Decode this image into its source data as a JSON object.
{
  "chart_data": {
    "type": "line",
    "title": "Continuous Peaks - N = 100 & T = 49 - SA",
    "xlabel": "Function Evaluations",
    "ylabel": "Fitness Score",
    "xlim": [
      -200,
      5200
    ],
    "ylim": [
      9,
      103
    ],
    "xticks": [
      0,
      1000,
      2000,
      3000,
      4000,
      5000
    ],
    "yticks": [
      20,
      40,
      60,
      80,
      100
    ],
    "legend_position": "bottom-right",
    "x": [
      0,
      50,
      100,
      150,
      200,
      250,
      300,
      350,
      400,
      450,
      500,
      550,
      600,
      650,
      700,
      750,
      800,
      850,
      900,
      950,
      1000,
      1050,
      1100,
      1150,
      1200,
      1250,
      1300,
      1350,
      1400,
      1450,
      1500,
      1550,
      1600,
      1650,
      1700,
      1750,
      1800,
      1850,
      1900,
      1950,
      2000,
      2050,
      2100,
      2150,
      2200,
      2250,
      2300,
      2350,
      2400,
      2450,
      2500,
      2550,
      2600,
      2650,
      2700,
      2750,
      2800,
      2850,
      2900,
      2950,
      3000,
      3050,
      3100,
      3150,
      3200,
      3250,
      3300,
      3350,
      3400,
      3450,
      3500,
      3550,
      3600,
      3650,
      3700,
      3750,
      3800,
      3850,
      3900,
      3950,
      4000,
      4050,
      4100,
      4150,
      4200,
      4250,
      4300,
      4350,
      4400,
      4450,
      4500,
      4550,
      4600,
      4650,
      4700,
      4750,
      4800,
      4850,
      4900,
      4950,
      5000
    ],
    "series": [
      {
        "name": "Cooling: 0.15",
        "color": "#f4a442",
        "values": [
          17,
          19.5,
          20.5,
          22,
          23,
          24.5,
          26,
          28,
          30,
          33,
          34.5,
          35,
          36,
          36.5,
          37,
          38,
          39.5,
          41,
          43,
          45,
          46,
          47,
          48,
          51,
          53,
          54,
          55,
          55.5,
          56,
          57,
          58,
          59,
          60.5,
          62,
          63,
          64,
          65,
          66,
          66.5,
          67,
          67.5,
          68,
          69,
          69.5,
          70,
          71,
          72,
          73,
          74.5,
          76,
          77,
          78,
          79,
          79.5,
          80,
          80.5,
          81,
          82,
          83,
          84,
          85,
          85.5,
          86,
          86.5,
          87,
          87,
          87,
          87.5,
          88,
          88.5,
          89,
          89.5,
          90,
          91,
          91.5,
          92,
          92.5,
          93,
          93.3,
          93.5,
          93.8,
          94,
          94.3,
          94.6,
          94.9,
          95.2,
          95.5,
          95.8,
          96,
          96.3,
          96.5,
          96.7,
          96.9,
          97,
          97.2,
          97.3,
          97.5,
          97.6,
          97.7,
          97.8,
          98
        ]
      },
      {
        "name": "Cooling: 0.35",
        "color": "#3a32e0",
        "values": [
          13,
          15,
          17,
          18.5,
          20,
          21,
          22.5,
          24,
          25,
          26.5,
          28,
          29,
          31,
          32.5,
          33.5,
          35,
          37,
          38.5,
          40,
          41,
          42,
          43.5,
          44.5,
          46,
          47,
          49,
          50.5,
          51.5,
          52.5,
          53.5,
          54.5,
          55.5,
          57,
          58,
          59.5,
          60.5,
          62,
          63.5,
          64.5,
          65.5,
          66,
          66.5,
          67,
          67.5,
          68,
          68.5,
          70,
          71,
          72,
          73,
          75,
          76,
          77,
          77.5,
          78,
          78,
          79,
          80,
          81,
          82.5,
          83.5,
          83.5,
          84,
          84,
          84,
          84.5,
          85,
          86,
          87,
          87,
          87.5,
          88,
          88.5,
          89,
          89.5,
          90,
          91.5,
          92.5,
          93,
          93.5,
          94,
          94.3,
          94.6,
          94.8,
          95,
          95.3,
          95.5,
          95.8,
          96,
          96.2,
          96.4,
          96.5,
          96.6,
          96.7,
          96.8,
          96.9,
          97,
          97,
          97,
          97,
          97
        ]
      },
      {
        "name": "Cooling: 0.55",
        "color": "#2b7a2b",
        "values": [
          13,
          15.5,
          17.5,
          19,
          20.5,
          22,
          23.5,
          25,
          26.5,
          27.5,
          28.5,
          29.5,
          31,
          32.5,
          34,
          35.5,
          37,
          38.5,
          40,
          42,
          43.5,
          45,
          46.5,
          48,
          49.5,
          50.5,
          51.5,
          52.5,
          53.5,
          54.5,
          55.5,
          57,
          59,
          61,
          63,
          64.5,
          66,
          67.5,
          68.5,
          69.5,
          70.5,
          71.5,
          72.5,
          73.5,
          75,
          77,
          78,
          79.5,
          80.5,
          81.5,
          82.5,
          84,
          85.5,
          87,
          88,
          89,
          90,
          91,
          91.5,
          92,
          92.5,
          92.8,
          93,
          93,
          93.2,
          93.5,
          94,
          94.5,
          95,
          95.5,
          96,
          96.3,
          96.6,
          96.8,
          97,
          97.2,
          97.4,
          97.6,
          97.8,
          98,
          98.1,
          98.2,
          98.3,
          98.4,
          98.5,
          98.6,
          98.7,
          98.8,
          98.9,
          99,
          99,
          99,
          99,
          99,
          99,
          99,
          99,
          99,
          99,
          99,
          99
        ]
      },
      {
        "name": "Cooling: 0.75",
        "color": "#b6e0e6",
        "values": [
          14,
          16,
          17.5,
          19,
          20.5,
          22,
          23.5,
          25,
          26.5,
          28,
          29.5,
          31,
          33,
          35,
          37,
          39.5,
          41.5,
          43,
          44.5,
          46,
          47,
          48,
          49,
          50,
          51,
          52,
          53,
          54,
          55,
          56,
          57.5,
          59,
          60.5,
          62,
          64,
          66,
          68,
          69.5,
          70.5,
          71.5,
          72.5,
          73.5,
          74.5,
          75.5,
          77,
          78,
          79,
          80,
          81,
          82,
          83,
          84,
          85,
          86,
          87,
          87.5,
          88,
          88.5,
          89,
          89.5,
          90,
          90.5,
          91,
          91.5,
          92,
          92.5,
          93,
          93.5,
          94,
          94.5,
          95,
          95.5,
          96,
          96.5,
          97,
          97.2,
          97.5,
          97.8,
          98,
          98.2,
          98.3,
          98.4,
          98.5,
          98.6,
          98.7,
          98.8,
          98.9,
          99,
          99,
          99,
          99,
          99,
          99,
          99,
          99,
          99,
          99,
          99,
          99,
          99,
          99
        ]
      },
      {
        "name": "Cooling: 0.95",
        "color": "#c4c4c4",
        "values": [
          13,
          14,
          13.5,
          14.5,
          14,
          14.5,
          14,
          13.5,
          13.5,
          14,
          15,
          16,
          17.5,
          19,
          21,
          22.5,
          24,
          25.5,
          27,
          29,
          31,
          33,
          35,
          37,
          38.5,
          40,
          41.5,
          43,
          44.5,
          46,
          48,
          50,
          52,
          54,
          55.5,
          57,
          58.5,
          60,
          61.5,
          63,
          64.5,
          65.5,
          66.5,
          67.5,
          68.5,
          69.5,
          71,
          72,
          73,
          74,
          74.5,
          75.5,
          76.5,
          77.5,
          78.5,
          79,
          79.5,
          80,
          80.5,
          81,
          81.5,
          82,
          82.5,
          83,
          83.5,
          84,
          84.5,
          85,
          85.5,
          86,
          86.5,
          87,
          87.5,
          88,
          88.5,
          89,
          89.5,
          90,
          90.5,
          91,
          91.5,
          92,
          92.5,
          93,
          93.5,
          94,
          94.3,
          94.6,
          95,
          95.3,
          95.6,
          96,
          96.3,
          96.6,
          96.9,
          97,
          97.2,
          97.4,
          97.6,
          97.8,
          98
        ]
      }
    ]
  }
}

■ **PROBLEM REQUIREMENTS**
Repeat all the entries exactly as given.

■ **OUTPUT OF THE EXERCISE**
Decode this image into its source data as a JSON object.
{
  "chart_data": {
    "type": "line",
    "title": "Continuous Peaks - N = 100 & T = 49 - SA",
    "xlabel": "Function Evaluations",
    "ylabel": "Fitness Score",
    "xlim": [
      -200,
      5200
    ],
    "ylim": [
      9,
      103
    ],
    "xticks": [
      0,
      1000,
      2000,
      3000,
      4000,
      5000
    ],
    "yticks": [
      20,
      40,
      60,
      80,
      100
    ],
    "legend_position": "bottom-right",
    "x": [
      0,
      50,
      100,
      150,
      200,
      250,
      300,
      350,
      400,
      450,
      500,
      550,
      600,
      650,
      700,
      750,
      800,
      850,
      900,
      950,
      1000,
      1050,
      1100,
      1150,
      1200,
      1250,
      1300,
      1350,
      1400,
      1450,
      1500,
      1550,
      1600,
      1650,
      1700,
      1750,
      1800,
      1850,
      1900,
      1950,
      2000,
      2050,
      2100,
      2150,
      2200,
      2250,
      2300,
      2350,
      2400,
      2450,
      2500,
      2550,
      2600,
      2650,
      2700,
      2750,
      2800,
      2850,
      2900,
      2950,
      3000,
      3050,
      3100,
      3150,
      3200,
      3250,
      3300,
      3350,
      3400,
      3450,
      3500,
      3550,
      3600,
      3650,
      3700,
      3750,
      3800,
      3850,
      3900,
      3950,
      4000,
      4050,
      4100,
      4150,
      4200,
      4250,
      4300,
      4350,
      4400,
      4450,
      4500,
      4550,
      4600,
      4650,
      4700,
      4750,
      4800,
      4850,
      4900,
      4950,
      5000
    ],
    "series": [
      {
        "name": "Cooling: 0.15",
        "color": "#f4a442",
        "values": [
          17,
          19.5,
          20.5,
          22,
          23,
          24.5,
          26,
          28,
          30,
          33,
          34.5,
          35,
          36,
          36.5,
          37,
          38,
          39.5,
          41,
          43,
          45,
          46,
          47,
          48,
          51,
          53,
          54,
          55,
          55.5,
          56,
          57,
          58,
          59,
          60.5,
          62,
          63,
          64,
          65,
          66,
          66.5,
          67,
          67.5,
          68,
          69,
          69.5,
          70,
          71,
          72,
          73,
          74.5,
          76,
          77,
          78,
          79,
          79.5,
          80,
          80.5,
          81,
          82,
          83,
          84,
          85,
          85.5,
          86,
          86.5,
          87,
          87,
          87,
          87.5,
          88,
          88.5,
          89,
          89.5,
          90,
          91,
          91.5,
          92,
          92.5,
          93,
          93.3,
          93.5,
          93.8,
          94,
          94.3,
          94.6,
          94.9,
          95.2,
          95.5,
          95.8,
          96,
          96.3,
          96.5,
          96.7,
          96.9,
          97,
          97.2,
          97.3,
          97.5,
          97.6,
          97.7,
          97.8,
          98
        ]
      },
      {
        "name": "Cooling: 0.35",
        "color": "#3a32e0",
        "values": [
          13,
          15,
          17,
          18.5,
          20,
          21,
          22.5,
          24,
          25,
          26.5,
          28,
          29,
          31,
          32.5,
          33.5,
          35,
          37,
          38.5,
          40,
          41,
          42,
          43.5,
          44.5,
          46,
          47,
          49,
          50.5,
          51.5,
          52.5,
          53.5,
          54.5,
          55.5,
          57,
          58,
          59.5,
          60.5,
          62,
          63.5,
          64.5,
          65.5,
          66,
          66.5,
          67,
          67.5,
          68,
          68.5,
          70,
          71,
          72,
          73,
          75,
          76,
          77,
          77.5,
          78,
          78,
          79,
          80,
          81,
          82.5,
          83.5,
          83.5,
          84,
          84,
          84,
          84.5,
          85,
          86,
          87,
          87,
          87.5,
          88,
          88.5,
          89,
          89.5,
          90,
          91.5,
          92.5,
          93,
          93.5,
          94,
          94.3,
          94.6,
          94.8,
          95,
          95.3,
          95.5,
          95.8,
          96,
          96.2,
          96.4,
          96.5,
          96.6,
          96.7,
          96.8,
          96.9,
          97,
          97,
          97,
          97,
          97
        ]
      },
      {
        "name": "Cooling: 0.55",
        "color": "#2b7a2b",
        "values": [
          13,
          15.5,
          17.5,
          19,
          20.5,
          22,
          23.5,
          25,
          26.5,
          27.5,
          28.5,
          29.5,
          31,
          32.5,
          34,
          35.5,
          37,
          38.5,
          40,
          42,
          43.5,
          45,
          46.5,
          48,
          49.5,
          50.5,
          51.5,
          52.5,
          53.5,
          54.5,
          55.5,
          57,
          59,
          61,
          63,
          64.5,
          66,
          67.5,
          68.5,
          69.5,
          70.5,
          71.5,
          72.5,
          73.5,
          75,
          77,
          78,
          79.5,
          80.5,
          81.5,
          82.5,
          84,
          85.5,
          87,
          88,
          89,
          90,
          91,
          91.5,
          92,
          92.5,
          92.8,
          93,
          93,
          93.2,
          93.5,
          94,
          94.5,
          95,
          95.5,
          96,
          96.3,
          96.6,
          96.8,
          97,
          97.2,
          97.4,
          97.6,
          97.8,
          98,
          98.1,
          98.2,
          98.3,
          98.4,
          98.5,
          98.6,
          98.7,
          98.8,
          98.9,
          99,
          99,
          99,
          99,
          99,
          99,
          99,
          99,
          99,
          99,
          99,
          99
        ]
      },
      {
        "name": "Cooling: 0.75",
        "color": "#b6e0e6",
        "values": [
          14,
          16,
          17.5,
          19,
          20.5,
          22,
          23.5,
          25,
          26.5,
          28,
          29.5,
          31,
          33,
          35,
          37,
          39.5,
          41.5,
          43,
          44.5,
          46,
          47,
          48,
          49,
          50,
          51,
          52,
          53,
          54,
          55,
          56,
          57.5,
          59,
          60.5,
          62,
          64,
          66,
          68,
          69.5,
          70.5,
          71.5,
          72.5,
          73.5,
          74.5,
          75.5,
          77,
          78,
          79,
          80,
          81,
          82,
          83,
          84,
          85,
          86,
          87,
          87.5,
          88,
          88.5,
          89,
          89.5,
          90,
          90.5,
          91,
          91.5,
          92,
          92.5,
          93,
          93.5,
          94,
          94.5,
          95,
          95.5,
          96,
          96.5,
          97,
          97.2,
          97.5,
          97.8,
          98,
          98.2,
          98.3,
          98.4,
          98.5,
          98.6,
          98.7,
          98.8,
          98.9,
          99,
          99,
          99,
          99,
          99,
          99,
          99,
          99,
          99,
          99,
          99,
          99,
          99,
          99
        ]
      },
      {
        "name": "Cooling: 0.95",
        "color": "#c4c4c4",
        "values": [
          13,
          14,
          13.5,
          14.5,
          14,
          14.5,
          14,
          13.5,
          13.5,
          14,
          15,
          16,
          17.5,
          19,
          21,
          22.5,
          24,
          25.5,
          27,
          29,
          31,
          33,
          35,
          37,
          38.5,
          40,
          41.5,
          43,
          44.5,
          46,
          48,
          50,
          52,
          54,
          55.5,
          57,
          58.5,
          60,
          61.5,
          63,
          64.5,
          65.5,
          66.5,
          67.5,
          68.5,
          69.5,
          71,
          72,
          73,
          74,
          74.5,
          75.5,
          76.5,
          77.5,
          78.5,
          79,
          79.5,
          80,
          80.5,
          81,
          81.5,
          82,
          82.5,
          83,
          83.5,
          84,
          84.5,
          85,
          85.5,
          86,
          86.5,
          87,
          87.5,
          88,
          88.5,
          89,
          89.5,
          90,
          90.5,
          91,
          91.5,
          92,
          92.5,
          93,
          93.5,
          94,
          94.3,
          94.6,
          95,
          95.3,
          95.6,
          96,
          96.3,
          96.6,
          96.9,
          97,
          97.2,
          97.4,
          97.6,
          97.8,
          98
        ]
      }
    ]
  }
}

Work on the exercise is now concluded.